Dataset rows
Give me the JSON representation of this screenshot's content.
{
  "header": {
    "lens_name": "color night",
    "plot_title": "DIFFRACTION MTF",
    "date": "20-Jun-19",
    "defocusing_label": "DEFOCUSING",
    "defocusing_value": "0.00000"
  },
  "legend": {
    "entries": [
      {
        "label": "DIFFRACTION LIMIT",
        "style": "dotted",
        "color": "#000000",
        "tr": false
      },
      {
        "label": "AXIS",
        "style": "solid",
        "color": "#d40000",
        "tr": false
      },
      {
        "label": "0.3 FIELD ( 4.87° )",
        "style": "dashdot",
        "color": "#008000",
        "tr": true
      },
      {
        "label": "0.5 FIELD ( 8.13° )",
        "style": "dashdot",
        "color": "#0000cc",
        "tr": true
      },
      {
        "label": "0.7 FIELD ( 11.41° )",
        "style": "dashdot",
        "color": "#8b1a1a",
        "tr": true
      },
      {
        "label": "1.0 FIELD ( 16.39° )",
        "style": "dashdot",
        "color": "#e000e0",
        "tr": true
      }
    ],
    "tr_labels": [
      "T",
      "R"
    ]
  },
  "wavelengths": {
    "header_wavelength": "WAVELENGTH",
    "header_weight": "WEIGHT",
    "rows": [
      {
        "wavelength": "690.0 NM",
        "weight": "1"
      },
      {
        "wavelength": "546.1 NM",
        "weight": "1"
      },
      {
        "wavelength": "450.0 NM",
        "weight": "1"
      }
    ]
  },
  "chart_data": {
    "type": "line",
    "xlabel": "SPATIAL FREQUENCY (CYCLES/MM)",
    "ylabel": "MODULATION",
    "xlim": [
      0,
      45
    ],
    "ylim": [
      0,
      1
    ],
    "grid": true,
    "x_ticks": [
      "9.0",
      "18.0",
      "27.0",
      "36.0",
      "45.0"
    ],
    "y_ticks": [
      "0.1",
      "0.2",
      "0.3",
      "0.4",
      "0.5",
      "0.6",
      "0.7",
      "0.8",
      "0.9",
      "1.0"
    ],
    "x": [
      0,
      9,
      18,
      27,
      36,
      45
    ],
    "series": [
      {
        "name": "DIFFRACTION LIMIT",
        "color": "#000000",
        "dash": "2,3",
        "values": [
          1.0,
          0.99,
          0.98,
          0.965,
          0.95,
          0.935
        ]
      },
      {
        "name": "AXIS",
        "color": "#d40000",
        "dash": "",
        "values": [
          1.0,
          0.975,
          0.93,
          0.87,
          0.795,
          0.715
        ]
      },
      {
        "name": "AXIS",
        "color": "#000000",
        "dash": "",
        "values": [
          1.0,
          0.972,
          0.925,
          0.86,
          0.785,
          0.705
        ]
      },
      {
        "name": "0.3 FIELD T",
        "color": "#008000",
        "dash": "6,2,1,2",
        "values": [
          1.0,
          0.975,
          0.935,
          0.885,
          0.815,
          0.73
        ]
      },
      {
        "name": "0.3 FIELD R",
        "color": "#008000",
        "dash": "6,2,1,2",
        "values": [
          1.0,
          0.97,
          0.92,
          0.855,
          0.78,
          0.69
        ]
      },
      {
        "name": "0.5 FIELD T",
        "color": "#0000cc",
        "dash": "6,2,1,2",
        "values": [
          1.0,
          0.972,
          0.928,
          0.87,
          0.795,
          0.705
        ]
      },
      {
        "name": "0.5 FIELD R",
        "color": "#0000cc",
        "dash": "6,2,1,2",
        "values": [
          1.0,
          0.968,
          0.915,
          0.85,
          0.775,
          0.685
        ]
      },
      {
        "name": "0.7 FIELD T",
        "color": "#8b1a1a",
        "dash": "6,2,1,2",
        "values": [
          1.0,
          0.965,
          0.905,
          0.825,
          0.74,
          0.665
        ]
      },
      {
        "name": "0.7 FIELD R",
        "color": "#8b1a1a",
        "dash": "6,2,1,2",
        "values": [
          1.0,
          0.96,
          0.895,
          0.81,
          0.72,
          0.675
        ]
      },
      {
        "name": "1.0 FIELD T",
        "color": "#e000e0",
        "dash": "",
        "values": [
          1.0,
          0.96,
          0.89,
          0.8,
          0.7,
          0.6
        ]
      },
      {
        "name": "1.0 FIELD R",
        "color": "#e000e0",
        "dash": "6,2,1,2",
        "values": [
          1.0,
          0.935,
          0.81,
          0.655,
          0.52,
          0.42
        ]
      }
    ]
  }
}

■ Goal ■
Take every line from the records above that has the word "FIELD" and copy it.

■ Answer to the exercise ■
        "label": "0.3 FIELD ( 4.87° )",
        "label": "0.5 FIELD ( 8.13° )",
        "label": "0.7 FIELD ( 11.41° )",
        "label": "1.0 FIELD ( 16.39° )",
        "name": "0.3 FIELD T",
        "name": "0.3 FIELD R",
        "name": "0.5 FIELD T",
        "name": "0.5 FIELD R",
        "name": "0.7 FIELD T",
        "name": "0.7 FIELD R",
        "name": "1.0 FIELD T",
        "name": "1.0 FIELD R",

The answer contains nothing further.